- _Box annotation data_

============

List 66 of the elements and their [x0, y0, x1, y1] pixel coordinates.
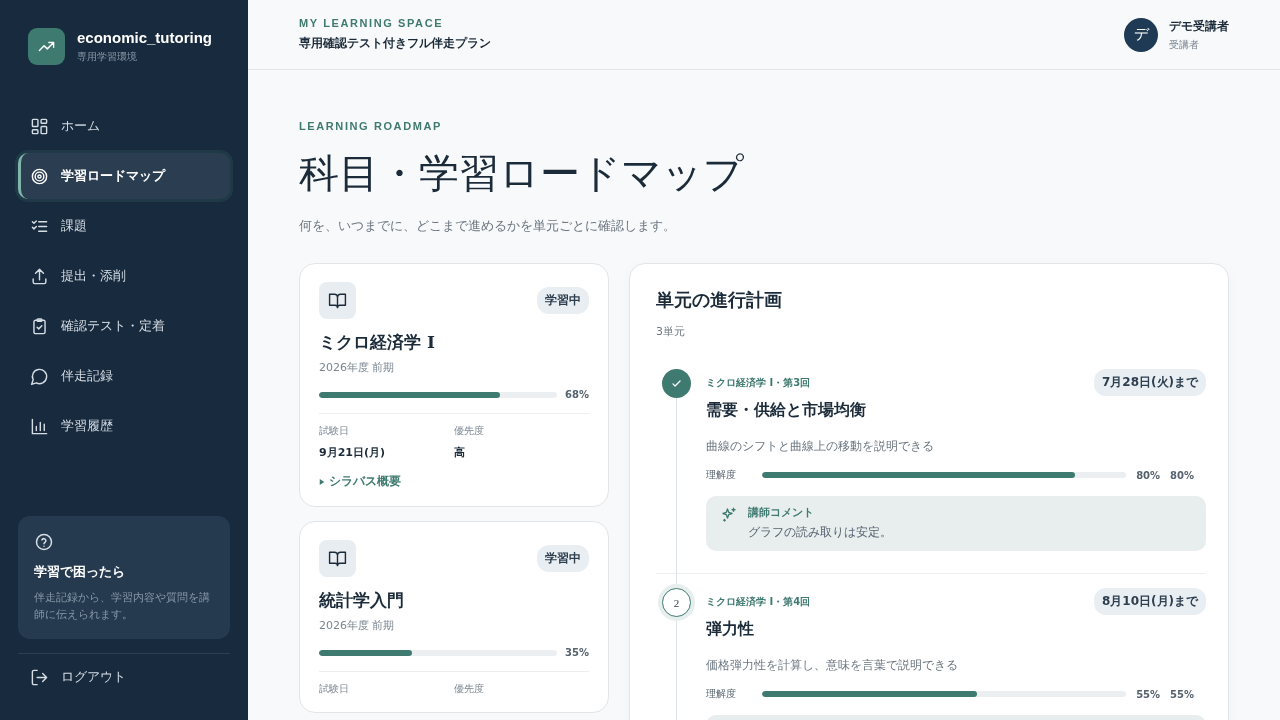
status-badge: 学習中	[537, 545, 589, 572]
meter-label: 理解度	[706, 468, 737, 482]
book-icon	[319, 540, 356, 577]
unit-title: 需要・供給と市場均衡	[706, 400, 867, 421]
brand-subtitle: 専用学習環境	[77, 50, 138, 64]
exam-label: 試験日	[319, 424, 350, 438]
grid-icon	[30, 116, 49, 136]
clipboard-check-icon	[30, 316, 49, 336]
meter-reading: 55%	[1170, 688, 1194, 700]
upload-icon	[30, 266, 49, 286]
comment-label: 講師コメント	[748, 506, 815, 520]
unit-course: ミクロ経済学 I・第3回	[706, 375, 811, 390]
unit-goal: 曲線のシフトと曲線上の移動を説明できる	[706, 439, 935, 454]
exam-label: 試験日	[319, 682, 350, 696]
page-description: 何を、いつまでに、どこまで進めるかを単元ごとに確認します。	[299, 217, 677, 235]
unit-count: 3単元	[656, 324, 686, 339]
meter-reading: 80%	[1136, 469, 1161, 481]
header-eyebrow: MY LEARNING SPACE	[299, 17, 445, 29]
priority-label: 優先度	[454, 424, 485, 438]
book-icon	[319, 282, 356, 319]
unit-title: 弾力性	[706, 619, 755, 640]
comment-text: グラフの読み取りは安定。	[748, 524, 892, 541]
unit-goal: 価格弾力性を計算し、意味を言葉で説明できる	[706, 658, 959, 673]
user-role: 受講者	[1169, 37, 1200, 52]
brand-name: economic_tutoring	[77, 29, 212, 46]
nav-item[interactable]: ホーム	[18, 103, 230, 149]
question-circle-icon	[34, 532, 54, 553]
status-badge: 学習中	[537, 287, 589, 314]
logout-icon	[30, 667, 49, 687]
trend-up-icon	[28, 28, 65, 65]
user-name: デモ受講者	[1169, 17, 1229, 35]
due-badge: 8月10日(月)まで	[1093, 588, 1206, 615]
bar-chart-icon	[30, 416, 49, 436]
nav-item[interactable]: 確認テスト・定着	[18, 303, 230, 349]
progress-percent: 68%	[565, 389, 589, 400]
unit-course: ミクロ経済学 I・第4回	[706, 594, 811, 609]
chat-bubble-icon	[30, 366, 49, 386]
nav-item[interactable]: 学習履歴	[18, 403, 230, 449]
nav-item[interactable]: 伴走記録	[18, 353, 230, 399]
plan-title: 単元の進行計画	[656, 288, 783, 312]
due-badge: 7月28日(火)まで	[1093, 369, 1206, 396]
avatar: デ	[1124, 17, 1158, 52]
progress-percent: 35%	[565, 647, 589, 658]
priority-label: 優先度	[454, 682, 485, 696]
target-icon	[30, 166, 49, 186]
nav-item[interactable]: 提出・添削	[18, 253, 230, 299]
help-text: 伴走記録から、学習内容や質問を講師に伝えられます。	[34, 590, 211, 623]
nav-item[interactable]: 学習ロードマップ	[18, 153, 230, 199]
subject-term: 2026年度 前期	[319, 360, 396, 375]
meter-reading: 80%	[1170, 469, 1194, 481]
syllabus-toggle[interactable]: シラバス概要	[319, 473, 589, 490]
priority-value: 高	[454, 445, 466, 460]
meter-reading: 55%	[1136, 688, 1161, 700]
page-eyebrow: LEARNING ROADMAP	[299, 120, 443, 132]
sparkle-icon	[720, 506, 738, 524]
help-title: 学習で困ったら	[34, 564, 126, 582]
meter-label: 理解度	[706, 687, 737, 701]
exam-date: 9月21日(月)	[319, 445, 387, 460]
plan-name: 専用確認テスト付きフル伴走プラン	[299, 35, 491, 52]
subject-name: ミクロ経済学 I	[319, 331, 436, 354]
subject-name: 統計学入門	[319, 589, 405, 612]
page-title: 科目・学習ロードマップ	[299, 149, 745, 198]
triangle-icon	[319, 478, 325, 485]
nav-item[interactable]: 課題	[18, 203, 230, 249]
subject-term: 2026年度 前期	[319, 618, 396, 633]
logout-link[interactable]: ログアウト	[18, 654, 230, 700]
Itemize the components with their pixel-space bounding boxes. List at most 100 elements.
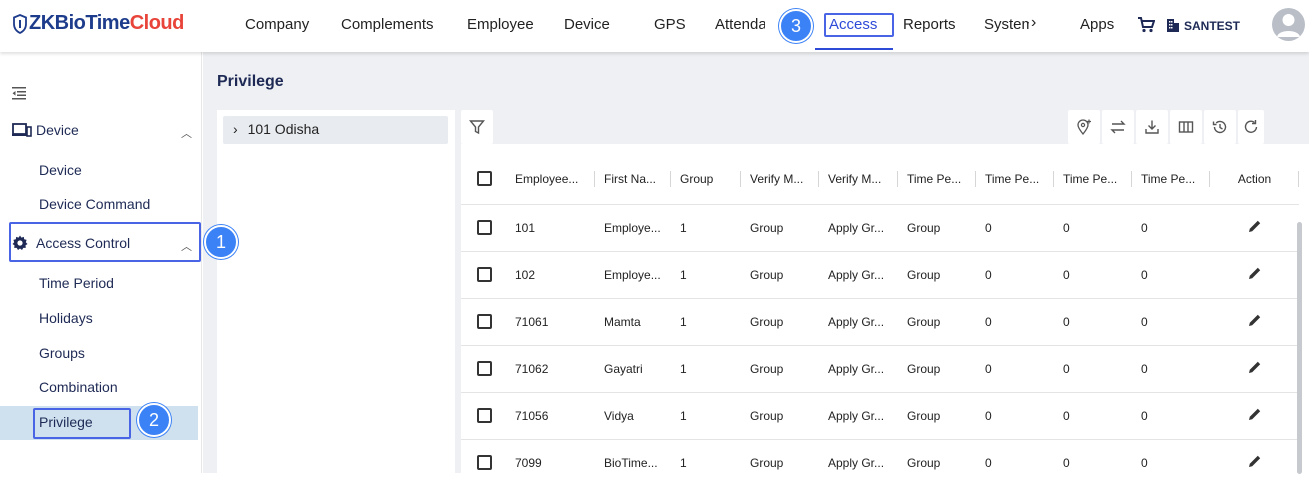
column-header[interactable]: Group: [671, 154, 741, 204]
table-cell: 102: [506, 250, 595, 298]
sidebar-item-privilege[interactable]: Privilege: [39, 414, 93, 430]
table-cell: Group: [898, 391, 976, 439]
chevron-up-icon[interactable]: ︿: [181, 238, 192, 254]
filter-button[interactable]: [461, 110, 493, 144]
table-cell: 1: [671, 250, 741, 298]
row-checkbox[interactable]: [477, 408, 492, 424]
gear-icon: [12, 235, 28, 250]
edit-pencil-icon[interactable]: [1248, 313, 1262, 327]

============

- _BRIEF_
Could you write out these lines again with "due-badge" replaced by "deadline-badge" everywhere, keeping everything else the same and leaving the pictures out?

- _EXERCISE ANSWER_
List 66 of the elements and their [x0, y0, x1, y1] pixel coordinates.
status-badge: 学習中	[537, 545, 589, 572]
meter-label: 理解度	[706, 468, 737, 482]
book-icon	[319, 540, 356, 577]
unit-title: 需要・供給と市場均衡	[706, 400, 867, 421]
brand-subtitle: 専用学習環境	[77, 50, 138, 64]
exam-label: 試験日	[319, 424, 350, 438]
grid-icon	[30, 116, 49, 136]
clipboard-check-icon	[30, 316, 49, 336]
meter-reading: 55%	[1170, 688, 1194, 700]
upload-icon	[30, 266, 49, 286]
comment-label: 講師コメント	[748, 506, 815, 520]
unit-course: ミクロ経済学 I・第3回	[706, 375, 811, 390]
unit-goal: 曲線のシフトと曲線上の移動を説明できる	[706, 439, 935, 454]
exam-label: 試験日	[319, 682, 350, 696]
page-description: 何を、いつまでに、どこまで進めるかを単元ごとに確認します。	[299, 217, 677, 235]
unit-count: 3単元	[656, 324, 686, 339]
meter-reading: 80%	[1136, 469, 1161, 481]
header-eyebrow: MY LEARNING SPACE	[299, 17, 445, 29]
priority-label: 優先度	[454, 424, 485, 438]
book-icon	[319, 282, 356, 319]
unit-title: 弾力性	[706, 619, 755, 640]
comment-text: グラフの読み取りは安定。	[748, 524, 892, 541]
unit-goal: 価格弾力性を計算し、意味を言葉で説明できる	[706, 658, 959, 673]
user-role: 受講者	[1169, 37, 1200, 52]
brand-name: economic_tutoring	[77, 29, 212, 46]
nav-item[interactable]: ホーム	[18, 103, 230, 149]
question-circle-icon	[34, 532, 54, 553]
status-badge: 学習中	[537, 287, 589, 314]
logout-icon	[30, 667, 49, 687]
trend-up-icon	[28, 28, 65, 65]
user-name: デモ受講者	[1169, 17, 1229, 35]
deadline-badge: 8月10日(月)まで	[1093, 588, 1206, 615]
bar-chart-icon	[30, 416, 49, 436]
nav-item[interactable]: 確認テスト・定着	[18, 303, 230, 349]
progress-percent: 68%	[565, 389, 589, 400]
unit-course: ミクロ経済学 I・第4回	[706, 594, 811, 609]
chat-bubble-icon	[30, 366, 49, 386]
nav-item[interactable]: 学習履歴	[18, 403, 230, 449]
nav-item[interactable]: 伴走記録	[18, 353, 230, 399]
plan-title: 単元の進行計画	[656, 288, 783, 312]
deadline-badge: 7月28日(火)まで	[1093, 369, 1206, 396]
avatar: デ	[1124, 17, 1158, 52]
progress-percent: 35%	[565, 647, 589, 658]
priority-label: 優先度	[454, 682, 485, 696]
target-icon	[30, 166, 49, 186]
nav-item[interactable]: 提出・添削	[18, 253, 230, 299]
help-text: 伴走記録から、学習内容や質問を講師に伝えられます。	[34, 590, 211, 623]
nav-item[interactable]: 学習ロードマップ	[18, 153, 230, 199]
subject-term: 2026年度 前期	[319, 360, 396, 375]
meter-reading: 80%	[1170, 469, 1194, 481]
syllabus-toggle[interactable]: シラバス概要	[319, 473, 589, 490]
priority-value: 高	[454, 445, 466, 460]
meter-reading: 55%	[1136, 688, 1161, 700]
page-eyebrow: LEARNING ROADMAP	[299, 120, 443, 132]
sparkle-icon	[720, 506, 738, 524]
help-title: 学習で困ったら	[34, 564, 126, 582]
meter-label: 理解度	[706, 687, 737, 701]
exam-date: 9月21日(月)	[319, 445, 387, 460]
plan-name: 専用確認テスト付きフル伴走プラン	[299, 35, 491, 52]
subject-name: ミクロ経済学 I	[319, 331, 436, 354]
subject-name: 統計学入門	[319, 589, 405, 612]
page-title: 科目・学習ロードマップ	[299, 149, 745, 198]
triangle-icon	[319, 478, 325, 485]
nav-item[interactable]: 課題	[18, 203, 230, 249]
subject-term: 2026年度 前期	[319, 618, 396, 633]
logout-link[interactable]: ログアウト	[18, 654, 230, 700]
Itemize the components with their pixel-space bounding boxes. List at most 100 elements.
column-header[interactable]: Group: [671, 154, 741, 204]
table-cell: 102: [506, 250, 595, 298]
sidebar-item-privilege[interactable]: Privilege: [39, 414, 93, 430]
table-cell: Group: [898, 391, 976, 439]
chevron-up-icon[interactable]: ︿: [181, 238, 192, 254]
filter-button[interactable]: [461, 110, 493, 144]
table-cell: 1: [671, 250, 741, 298]
row-checkbox[interactable]: [477, 408, 492, 424]
gear-icon: [12, 235, 28, 250]
edit-pencil-icon[interactable]: [1248, 313, 1262, 327]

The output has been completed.